Scan the lines below; pull out those with "공급세대수".

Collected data

================================

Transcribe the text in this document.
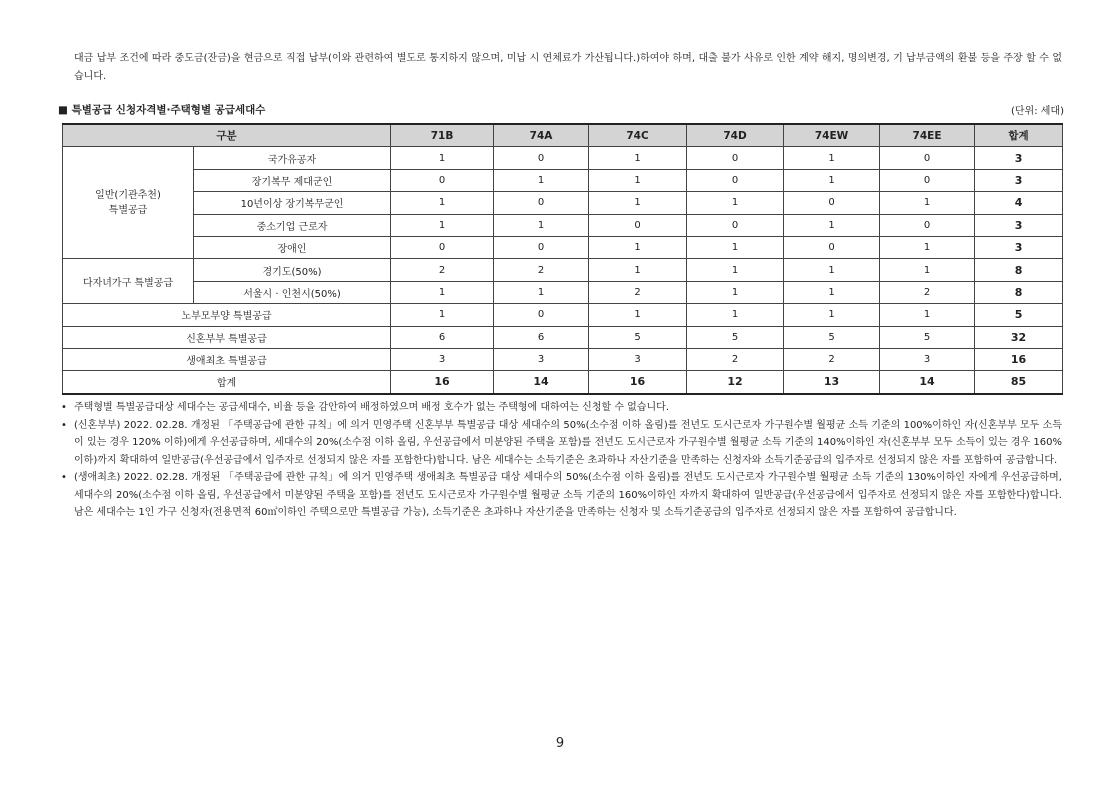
대금 납부 조건에 따라 중도금(잔금)을 현금으로 직접 납부(이와 관련하여 별도로 통지하지 않으며, 미납 시 연체료가 가산됩니다.)하여야 하며, 대출 불가 사유로 인한 계약 해지, 명의변경, 기 납부금액의 환불 등을 주장 할 수 없습니다.
■ 특별공급 신청자격별·주택형별 공급세대수	(단위: 세대)
구분		71B	74A	74C	74D	74EW	74EE	합계
일반(기관추천)
특별공급	국가유공자	1	0	1	0	1	0	3
	장기복무 제대군인	0	1	1	0	1	0	3
	10년이상 장기복무군인	1	0	1	1	0	1	4
	중소기업 근로자	1	1	0	0	1	0	3
	장애인	0	0	1	1	0	1	3
다자녀가구 특별공급	경기도(50%)	2	2	1	1	1	1	8
	서울시 · 인천시(50%)	1	1	2	1	1	2	8
노부모부양 특별공급		1	0	1	1	1	1	5
신혼부부 특별공급		6	6	5	5	5	5	32
생애최초 특별공급		3	3	3	2	2	3	16
합계		16	14	16	12	13	14	85
• 주택형별 특별공급대상 세대수는 공급세대수, 비율 등을 감안하여 배정하였으며 배정 호수가 없는 주택형에 대하여는 신청할 수 없습니다.
• (신혼부부) 2022. 02.28. 개정된 「주택공급에 관한 규칙」에 의거 민영주택 신혼부부 특별공급 대상 세대수의 50%(소수점 이하 올림)를 전년도 도시근로자 가구원수별 월평균 소득 기준의 100%이하인 자(신혼부부 모두 소득이 있는 경우 120% 이하)에게 우선공급하며, 세대수의 20%(소수점 이하 올림, 우선공급에서 미분양된 주택을 포함)를 전년도 도시근로자 가구원수별 월평균 소득 기준의 140%이하인 자(신혼부부 모두 소득이 있는 경우 160% 이하)까지 확대하여 일반공급(우선공급에서 입주자로 선정되지 않은 자를 포함한다)합니다. 남은 세대수는 소득기준은 초과하나 자산기준을 만족하는 신청자와 소득기준공급의 입주자로 선정되지 않은 자를 포함하여 공급합니다.
• (생애최초) 2022. 02.28. 개정된 「주택공급에 관한 규칙」에 의거 민영주택 생애최초 특별공급 대상 세대수의 50%(소수점 이하 올림)를 전년도 도시근로자 가구원수별 월평균 소득 기준의 130%이하인 자에게 우선공급하며, 세대수의 20%(소수점 이하 올림, 우선공급에서 미분양된 주택을 포함)를 전년도 도시근로자 가구원수별 월평균 소득 기준의 160%이하인 자까지 확대하여 일반공급(우선공급에서 입주자로 선정되지 않은 자를 포함한다)합니다. 남은 세대수는 1인 가구 신청자(전용면적 60㎡이하인 주택으로만 특별공급 가능), 소득기준은 초과하나 자산기준을 만족하는 신청자 및 소득기준공급의 입주자로 선정되지 않은 자를 포함하여 공급합니다.
9
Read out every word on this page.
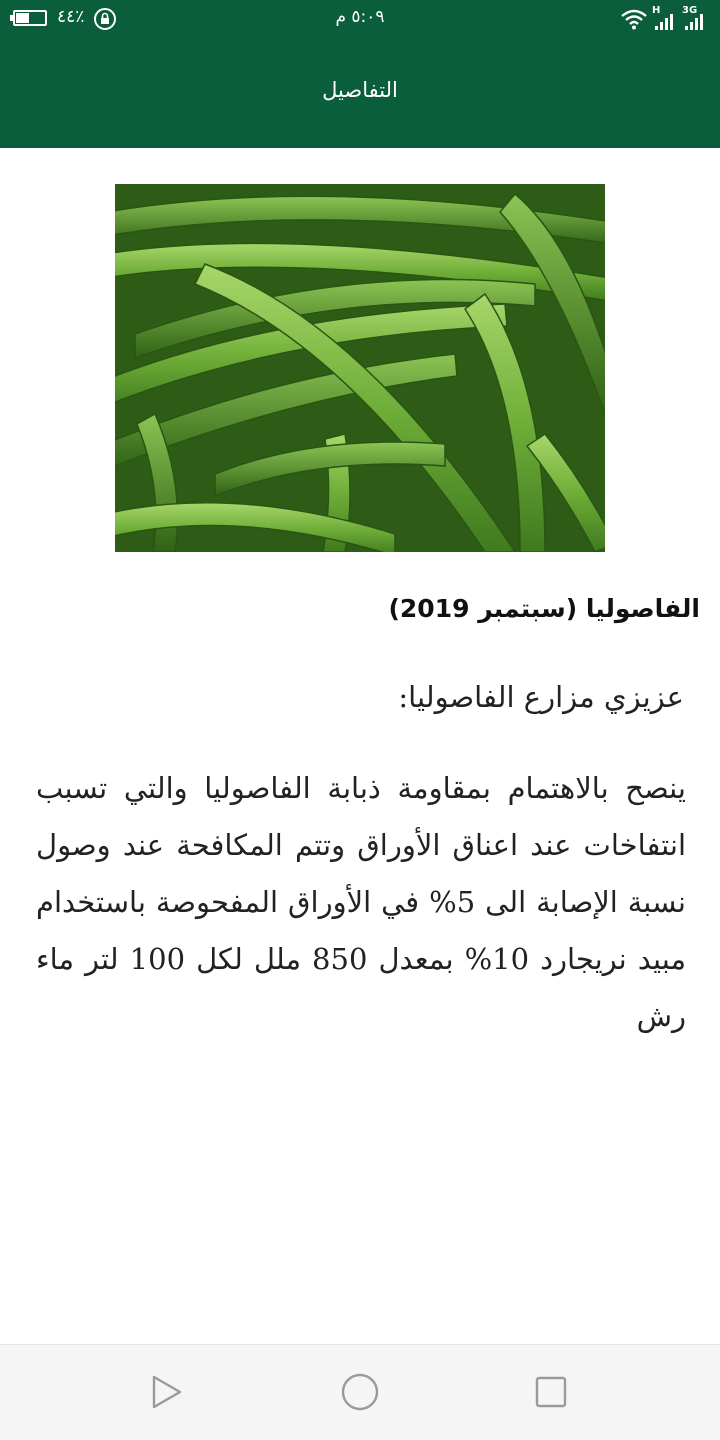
٪٤٤	٥:٠٩ م	H 3G
التفاصيل
الفاصوليا (سبتمبر 2019)
عزيزي مزارع الفاصوليا:
ينصح بالاهتمام بمقاومة ذبابة الفاصوليا والتي تسبب انتفاخات عند اعناق الأوراق وتتم المكافحة عند وصول نسبة الإصابة الى 5% في الأوراق المفحوصة باستخدام مبيد نريجارد 10% بمعدل 850 ملل لكل 100 لتر ماء رش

================================

§ Finished exercise
■ 특별공급 신청자격별·주택형별 공급세대수	(단위: 세대)
• 주택형별 특별공급대상 세대수는 공급세대수, 비율 등을 감안하여 배정하였으며 배정 호수가 없는 주택형에 대하여는 신청할 수 없습니다.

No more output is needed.